§ **THE TASK**
Can you copy out all of the lines below character for character, leaving nothing changed or left out?

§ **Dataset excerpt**
========

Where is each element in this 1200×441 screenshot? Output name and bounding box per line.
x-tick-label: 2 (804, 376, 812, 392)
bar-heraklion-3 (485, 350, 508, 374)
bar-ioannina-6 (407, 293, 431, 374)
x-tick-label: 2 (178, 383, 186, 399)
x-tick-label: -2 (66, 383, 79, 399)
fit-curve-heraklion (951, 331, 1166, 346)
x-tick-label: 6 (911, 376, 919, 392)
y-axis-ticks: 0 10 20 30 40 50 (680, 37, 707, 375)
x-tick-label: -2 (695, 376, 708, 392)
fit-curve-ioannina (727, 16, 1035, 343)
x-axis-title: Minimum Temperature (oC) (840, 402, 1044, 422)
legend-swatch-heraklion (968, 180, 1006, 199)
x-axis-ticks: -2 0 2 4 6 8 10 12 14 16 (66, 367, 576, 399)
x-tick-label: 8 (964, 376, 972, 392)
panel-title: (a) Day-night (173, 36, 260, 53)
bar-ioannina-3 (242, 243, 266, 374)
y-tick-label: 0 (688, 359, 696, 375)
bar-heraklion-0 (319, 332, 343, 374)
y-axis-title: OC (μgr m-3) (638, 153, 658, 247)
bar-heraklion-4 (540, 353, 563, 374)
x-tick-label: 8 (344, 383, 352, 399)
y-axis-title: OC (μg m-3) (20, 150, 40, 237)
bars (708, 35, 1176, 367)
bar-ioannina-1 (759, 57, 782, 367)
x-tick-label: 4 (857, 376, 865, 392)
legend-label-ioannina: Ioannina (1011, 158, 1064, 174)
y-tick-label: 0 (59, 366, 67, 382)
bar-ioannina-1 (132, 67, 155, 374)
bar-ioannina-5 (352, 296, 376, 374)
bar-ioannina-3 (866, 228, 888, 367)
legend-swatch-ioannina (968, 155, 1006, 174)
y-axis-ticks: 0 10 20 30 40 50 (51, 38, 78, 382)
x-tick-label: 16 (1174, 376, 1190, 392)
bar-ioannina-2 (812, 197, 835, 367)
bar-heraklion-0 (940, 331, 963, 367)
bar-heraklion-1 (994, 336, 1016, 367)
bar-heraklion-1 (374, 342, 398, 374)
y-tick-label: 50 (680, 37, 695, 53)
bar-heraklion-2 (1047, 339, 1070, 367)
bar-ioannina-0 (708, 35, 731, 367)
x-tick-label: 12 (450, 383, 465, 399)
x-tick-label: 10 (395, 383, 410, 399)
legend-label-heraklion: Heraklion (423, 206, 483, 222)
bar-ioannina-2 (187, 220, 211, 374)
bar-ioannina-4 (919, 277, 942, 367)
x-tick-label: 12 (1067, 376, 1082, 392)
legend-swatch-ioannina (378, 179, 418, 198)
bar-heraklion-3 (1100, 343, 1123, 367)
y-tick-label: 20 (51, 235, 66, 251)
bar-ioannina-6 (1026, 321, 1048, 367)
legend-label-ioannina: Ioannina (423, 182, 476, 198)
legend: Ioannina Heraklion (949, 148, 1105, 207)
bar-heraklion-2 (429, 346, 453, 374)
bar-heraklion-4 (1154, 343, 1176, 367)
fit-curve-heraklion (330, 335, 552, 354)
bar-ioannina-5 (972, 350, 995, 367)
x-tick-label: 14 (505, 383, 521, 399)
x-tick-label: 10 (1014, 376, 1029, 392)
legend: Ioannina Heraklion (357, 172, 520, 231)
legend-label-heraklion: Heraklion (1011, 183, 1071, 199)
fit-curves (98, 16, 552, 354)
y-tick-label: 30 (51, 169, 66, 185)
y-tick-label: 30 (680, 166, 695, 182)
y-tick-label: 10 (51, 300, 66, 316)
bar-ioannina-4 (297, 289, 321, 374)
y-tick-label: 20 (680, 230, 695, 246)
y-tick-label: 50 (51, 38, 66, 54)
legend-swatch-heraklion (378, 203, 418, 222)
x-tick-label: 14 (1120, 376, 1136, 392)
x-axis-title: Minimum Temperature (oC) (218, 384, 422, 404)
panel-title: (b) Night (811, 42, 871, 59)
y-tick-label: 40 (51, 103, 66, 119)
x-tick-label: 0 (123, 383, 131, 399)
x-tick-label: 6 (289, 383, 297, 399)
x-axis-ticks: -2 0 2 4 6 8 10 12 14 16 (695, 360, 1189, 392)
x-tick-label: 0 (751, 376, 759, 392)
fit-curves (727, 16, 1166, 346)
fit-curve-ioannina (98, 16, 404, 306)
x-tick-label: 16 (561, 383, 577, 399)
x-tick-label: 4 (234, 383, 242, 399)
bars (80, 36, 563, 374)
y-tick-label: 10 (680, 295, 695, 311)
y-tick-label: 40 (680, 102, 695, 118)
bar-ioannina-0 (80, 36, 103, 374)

========

§ **TASK RESPONSE**
Where is each element in this 1200×441 screenshot? Output name and bounding box per line.
x-tick-label: 2 (804, 376, 812, 392)
bar-heraklion-3 (485, 350, 508, 374)
bar-ioannina-6 (407, 293, 431, 374)
x-tick-label: 2 (178, 383, 186, 399)
x-tick-label: -2 (66, 383, 79, 399)
fit-curve-heraklion (951, 331, 1166, 346)
x-tick-label: 6 (911, 376, 919, 392)
y-axis-ticks: 0 10 20 30 40 50 (680, 37, 707, 375)
x-tick-label: -2 (695, 376, 708, 392)
fit-curve-ioannina (727, 16, 1035, 343)
x-axis-title: Minimum Temperature (oC) (840, 402, 1044, 422)
legend-swatch-heraklion (968, 180, 1006, 199)
x-axis-ticks: -2 0 2 4 6 8 10 12 14 16 (66, 367, 576, 399)
x-tick-label: 8 (964, 376, 972, 392)
panel-title: (a) Day-night (173, 36, 260, 53)
bar-ioannina-3 (242, 243, 266, 374)
y-tick-label: 0 (688, 359, 696, 375)
bar-heraklion-0 (319, 332, 343, 374)
y-axis-title: OC (μgr m-3) (638, 153, 658, 247)
bar-heraklion-4 (540, 353, 563, 374)
x-tick-label: 8 (344, 383, 352, 399)
y-axis-title: OC (μg m-3) (20, 150, 40, 237)
bars (708, 35, 1176, 367)
bar-ioannina-1 (759, 57, 782, 367)
x-tick-label: 4 (857, 376, 865, 392)
legend-label-ioannina: Ioannina (1011, 158, 1064, 174)
y-tick-label: 0 (59, 366, 67, 382)
bar-ioannina-1 (132, 67, 155, 374)
bar-ioannina-5 (352, 296, 376, 374)
bar-ioannina-3 (866, 228, 888, 367)
legend-swatch-ioannina (968, 155, 1006, 174)
y-axis-ticks: 0 10 20 30 40 50 (51, 38, 78, 382)
x-tick-label: 16 (1174, 376, 1190, 392)
bar-ioannina-2 (812, 197, 835, 367)
bar-heraklion-0 (940, 331, 963, 367)
bar-heraklion-1 (994, 336, 1016, 367)
bar-heraklion-1 (374, 342, 398, 374)
y-tick-label: 50 (680, 37, 695, 53)
bar-heraklion-2 (1047, 339, 1070, 367)
bar-ioannina-0 (708, 35, 731, 367)
x-tick-label: 12 (450, 383, 465, 399)
x-tick-label: 10 (395, 383, 410, 399)
legend-label-heraklion: Heraklion (423, 206, 483, 222)
bar-ioannina-2 (187, 220, 211, 374)
bar-ioannina-4 (919, 277, 942, 367)
x-tick-label: 12 (1067, 376, 1082, 392)
legend-swatch-ioannina (378, 179, 418, 198)
bar-heraklion-3 (1100, 343, 1123, 367)
y-tick-label: 20 (51, 235, 66, 251)
bar-ioannina-6 (1026, 321, 1048, 367)
legend-label-ioannina: Ioannina (423, 182, 476, 198)
legend: Ioannina Heraklion (949, 148, 1105, 207)
bar-heraklion-2 (429, 346, 453, 374)
bar-heraklion-4 (1154, 343, 1176, 367)
fit-curve-heraklion (330, 335, 552, 354)
bar-ioannina-5 (972, 350, 995, 367)
x-tick-label: 14 (505, 383, 521, 399)
x-tick-label: 10 (1014, 376, 1029, 392)
legend: Ioannina Heraklion (357, 172, 520, 231)
legend-label-heraklion: Heraklion (1011, 183, 1071, 199)
fit-curves (98, 16, 552, 354)
y-tick-label: 30 (51, 169, 66, 185)
y-tick-label: 30 (680, 166, 695, 182)
y-tick-label: 10 (51, 300, 66, 316)
bar-ioannina-4 (297, 289, 321, 374)
y-tick-label: 20 (680, 230, 695, 246)
y-tick-label: 50 (51, 38, 66, 54)
legend-swatch-heraklion (378, 203, 418, 222)
x-tick-label: 14 (1120, 376, 1136, 392)
x-axis-title: Minimum Temperature (oC) (218, 384, 422, 404)
panel-title: (b) Night (811, 42, 871, 59)
y-tick-label: 40 (51, 103, 66, 119)
x-tick-label: 0 (123, 383, 131, 399)
x-tick-label: 6 (289, 383, 297, 399)
x-axis-ticks: -2 0 2 4 6 8 10 12 14 16 (695, 360, 1189, 392)
x-tick-label: 0 (751, 376, 759, 392)
fit-curves (727, 16, 1166, 346)
fit-curve-ioannina (98, 16, 404, 306)
x-tick-label: 16 (561, 383, 577, 399)
x-tick-label: 4 (234, 383, 242, 399)
bars (80, 36, 563, 374)
y-tick-label: 10 (680, 295, 695, 311)
y-tick-label: 40 (680, 102, 695, 118)
bar-ioannina-0 (80, 36, 103, 374)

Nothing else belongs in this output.